■ **SHORT EXERCISE**
Report how many lines hold the string "Optimized". Give the number and nothing else.

■ **EXTRACTED INFORMATION**
··········

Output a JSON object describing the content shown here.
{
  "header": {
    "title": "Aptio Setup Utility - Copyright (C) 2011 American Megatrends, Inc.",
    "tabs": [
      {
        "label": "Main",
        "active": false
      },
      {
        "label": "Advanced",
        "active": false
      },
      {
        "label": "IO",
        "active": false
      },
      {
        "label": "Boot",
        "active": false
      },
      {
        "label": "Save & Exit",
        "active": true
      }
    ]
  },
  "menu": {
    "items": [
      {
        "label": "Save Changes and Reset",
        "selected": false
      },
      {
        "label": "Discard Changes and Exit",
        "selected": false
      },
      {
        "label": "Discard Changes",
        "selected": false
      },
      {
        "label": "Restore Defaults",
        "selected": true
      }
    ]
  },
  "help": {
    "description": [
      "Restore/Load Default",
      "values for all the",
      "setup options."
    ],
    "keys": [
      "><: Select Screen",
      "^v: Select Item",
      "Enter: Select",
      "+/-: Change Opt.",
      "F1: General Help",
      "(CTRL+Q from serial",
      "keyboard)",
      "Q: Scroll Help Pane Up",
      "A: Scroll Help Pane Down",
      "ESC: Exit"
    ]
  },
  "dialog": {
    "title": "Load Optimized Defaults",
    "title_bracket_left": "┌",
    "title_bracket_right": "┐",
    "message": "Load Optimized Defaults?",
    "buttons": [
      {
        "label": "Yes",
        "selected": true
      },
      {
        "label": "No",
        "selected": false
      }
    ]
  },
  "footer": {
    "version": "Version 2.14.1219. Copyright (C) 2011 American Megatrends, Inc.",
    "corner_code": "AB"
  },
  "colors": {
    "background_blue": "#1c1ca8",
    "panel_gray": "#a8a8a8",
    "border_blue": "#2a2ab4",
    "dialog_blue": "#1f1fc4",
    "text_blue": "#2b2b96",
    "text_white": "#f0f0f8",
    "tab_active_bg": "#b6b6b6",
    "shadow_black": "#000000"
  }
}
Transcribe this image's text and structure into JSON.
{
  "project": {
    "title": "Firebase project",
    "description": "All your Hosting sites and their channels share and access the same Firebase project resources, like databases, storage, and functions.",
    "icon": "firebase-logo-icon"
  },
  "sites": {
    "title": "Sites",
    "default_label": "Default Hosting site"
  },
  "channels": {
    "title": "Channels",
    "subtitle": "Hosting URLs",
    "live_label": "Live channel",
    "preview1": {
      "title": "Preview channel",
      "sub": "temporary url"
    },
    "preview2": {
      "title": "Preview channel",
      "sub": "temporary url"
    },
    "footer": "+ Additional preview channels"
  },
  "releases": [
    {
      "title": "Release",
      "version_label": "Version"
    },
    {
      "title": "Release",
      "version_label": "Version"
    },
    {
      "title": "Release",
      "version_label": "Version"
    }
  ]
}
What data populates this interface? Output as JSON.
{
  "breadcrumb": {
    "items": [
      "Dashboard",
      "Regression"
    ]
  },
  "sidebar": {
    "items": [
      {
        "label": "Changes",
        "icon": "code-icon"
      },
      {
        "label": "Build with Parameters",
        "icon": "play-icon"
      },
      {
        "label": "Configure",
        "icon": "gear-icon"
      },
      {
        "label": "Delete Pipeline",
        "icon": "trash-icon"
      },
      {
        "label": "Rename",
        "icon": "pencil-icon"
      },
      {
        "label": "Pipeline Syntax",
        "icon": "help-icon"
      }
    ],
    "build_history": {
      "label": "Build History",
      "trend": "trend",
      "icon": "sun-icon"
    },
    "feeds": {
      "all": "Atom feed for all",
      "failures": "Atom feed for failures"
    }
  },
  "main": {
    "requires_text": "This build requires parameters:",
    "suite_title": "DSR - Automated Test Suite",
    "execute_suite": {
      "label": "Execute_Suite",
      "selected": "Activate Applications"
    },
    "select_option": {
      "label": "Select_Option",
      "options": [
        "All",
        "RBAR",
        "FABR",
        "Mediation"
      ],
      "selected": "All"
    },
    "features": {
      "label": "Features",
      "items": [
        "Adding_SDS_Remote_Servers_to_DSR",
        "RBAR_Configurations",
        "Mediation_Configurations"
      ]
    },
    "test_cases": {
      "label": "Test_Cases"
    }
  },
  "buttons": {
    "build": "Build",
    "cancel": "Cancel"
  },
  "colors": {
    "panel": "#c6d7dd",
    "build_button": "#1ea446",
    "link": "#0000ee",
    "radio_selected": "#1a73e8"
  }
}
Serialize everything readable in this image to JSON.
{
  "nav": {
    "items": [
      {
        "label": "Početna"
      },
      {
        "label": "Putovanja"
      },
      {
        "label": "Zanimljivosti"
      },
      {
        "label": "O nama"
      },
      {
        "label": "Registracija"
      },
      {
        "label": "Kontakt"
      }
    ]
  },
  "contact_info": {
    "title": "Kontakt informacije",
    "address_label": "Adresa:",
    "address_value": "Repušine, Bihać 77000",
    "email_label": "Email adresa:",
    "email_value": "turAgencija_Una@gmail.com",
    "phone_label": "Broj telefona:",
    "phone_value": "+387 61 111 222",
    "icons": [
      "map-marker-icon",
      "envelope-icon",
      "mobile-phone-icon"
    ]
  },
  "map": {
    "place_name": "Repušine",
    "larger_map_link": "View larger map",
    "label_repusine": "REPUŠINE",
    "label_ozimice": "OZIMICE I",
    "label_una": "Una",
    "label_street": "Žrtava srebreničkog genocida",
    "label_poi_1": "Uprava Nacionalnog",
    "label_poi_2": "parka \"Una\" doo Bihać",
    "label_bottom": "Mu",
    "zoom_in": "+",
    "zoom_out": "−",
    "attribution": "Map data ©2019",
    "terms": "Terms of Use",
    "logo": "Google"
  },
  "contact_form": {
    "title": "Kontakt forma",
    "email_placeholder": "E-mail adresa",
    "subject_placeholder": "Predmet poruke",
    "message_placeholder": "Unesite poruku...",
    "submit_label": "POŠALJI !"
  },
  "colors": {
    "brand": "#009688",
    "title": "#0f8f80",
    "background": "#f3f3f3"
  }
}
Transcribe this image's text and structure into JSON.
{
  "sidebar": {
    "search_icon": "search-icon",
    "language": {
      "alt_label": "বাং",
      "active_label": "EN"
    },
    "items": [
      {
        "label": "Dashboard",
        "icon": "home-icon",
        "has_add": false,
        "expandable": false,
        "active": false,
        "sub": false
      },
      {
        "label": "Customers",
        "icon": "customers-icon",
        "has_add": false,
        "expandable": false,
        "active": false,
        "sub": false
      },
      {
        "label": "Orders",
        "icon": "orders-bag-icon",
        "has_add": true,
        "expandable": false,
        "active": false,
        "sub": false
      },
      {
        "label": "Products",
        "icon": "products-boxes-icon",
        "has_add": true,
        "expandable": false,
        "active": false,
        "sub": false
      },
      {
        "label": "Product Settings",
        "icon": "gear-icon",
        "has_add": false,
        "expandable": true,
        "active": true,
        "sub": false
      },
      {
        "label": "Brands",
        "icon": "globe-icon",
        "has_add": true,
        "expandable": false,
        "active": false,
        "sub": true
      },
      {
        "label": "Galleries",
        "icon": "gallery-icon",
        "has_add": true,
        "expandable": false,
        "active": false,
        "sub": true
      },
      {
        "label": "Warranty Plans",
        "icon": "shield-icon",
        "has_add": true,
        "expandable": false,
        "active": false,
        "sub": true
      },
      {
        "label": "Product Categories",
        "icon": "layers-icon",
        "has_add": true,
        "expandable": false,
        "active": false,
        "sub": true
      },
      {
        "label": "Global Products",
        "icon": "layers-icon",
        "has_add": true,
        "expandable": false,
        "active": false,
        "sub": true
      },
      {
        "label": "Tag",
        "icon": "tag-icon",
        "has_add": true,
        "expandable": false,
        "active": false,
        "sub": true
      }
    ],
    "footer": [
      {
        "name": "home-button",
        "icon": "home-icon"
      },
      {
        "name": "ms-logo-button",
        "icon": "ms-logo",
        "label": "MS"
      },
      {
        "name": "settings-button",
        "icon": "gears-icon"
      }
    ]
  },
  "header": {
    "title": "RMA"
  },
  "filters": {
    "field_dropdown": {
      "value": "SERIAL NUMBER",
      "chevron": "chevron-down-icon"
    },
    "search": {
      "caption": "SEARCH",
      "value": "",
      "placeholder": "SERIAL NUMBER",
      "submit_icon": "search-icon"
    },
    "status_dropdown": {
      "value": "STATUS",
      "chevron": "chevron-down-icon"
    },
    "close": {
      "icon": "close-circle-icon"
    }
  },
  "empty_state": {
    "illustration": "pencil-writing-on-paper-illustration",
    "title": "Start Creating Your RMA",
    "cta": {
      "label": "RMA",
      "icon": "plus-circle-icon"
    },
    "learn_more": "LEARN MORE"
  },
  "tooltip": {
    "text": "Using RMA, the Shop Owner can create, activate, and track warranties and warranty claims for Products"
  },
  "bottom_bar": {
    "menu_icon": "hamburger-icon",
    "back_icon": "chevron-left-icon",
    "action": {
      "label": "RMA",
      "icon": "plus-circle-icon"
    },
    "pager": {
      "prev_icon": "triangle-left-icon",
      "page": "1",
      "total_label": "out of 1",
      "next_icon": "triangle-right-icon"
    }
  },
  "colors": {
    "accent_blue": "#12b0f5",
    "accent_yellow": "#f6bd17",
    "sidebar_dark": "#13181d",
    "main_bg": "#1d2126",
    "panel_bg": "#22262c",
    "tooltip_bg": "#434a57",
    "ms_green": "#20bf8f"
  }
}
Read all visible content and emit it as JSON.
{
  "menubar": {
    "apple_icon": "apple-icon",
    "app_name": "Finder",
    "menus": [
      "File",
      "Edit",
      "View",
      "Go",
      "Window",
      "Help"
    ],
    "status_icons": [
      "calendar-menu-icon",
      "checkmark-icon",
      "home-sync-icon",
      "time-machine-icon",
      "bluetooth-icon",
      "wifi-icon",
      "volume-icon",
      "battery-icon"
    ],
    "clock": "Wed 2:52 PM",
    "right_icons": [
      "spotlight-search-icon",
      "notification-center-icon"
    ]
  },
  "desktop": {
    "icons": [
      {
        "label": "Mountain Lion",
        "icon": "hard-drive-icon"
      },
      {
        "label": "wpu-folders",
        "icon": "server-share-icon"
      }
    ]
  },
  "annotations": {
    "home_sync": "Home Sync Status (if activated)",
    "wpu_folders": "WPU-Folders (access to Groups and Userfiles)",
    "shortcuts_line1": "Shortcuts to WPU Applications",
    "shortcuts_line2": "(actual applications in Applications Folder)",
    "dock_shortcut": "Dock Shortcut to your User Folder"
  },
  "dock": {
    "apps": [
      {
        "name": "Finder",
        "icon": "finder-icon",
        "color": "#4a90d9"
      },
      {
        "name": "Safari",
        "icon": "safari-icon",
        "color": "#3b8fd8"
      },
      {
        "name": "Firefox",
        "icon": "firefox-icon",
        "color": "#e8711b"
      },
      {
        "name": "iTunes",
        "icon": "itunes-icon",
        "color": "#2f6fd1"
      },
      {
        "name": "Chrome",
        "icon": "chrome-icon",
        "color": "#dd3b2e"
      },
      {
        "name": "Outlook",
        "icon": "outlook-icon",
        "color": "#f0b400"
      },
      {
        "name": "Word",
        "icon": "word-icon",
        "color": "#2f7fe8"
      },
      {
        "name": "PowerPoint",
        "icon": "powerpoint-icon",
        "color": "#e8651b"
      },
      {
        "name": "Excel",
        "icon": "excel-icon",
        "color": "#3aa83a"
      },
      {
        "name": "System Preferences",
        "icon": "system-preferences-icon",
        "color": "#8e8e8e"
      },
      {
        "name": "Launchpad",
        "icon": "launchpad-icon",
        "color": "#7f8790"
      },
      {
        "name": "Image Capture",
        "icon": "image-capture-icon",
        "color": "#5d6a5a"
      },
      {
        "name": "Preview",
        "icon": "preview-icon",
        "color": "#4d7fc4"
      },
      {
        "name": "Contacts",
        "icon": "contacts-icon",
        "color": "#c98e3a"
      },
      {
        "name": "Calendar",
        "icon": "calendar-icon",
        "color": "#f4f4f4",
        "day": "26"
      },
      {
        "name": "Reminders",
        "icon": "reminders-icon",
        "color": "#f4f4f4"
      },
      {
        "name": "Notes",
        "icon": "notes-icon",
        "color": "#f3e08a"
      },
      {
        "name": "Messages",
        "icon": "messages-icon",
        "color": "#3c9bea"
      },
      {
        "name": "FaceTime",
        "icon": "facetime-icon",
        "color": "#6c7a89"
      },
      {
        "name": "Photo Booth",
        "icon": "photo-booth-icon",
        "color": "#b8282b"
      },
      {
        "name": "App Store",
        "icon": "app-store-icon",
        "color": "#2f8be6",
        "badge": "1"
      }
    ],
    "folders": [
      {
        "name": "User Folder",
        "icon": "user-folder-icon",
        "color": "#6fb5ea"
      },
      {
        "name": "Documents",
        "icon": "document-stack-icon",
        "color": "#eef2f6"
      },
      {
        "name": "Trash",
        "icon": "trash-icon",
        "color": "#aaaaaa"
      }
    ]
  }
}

··········

■ **REPLY TO THE TASK**
2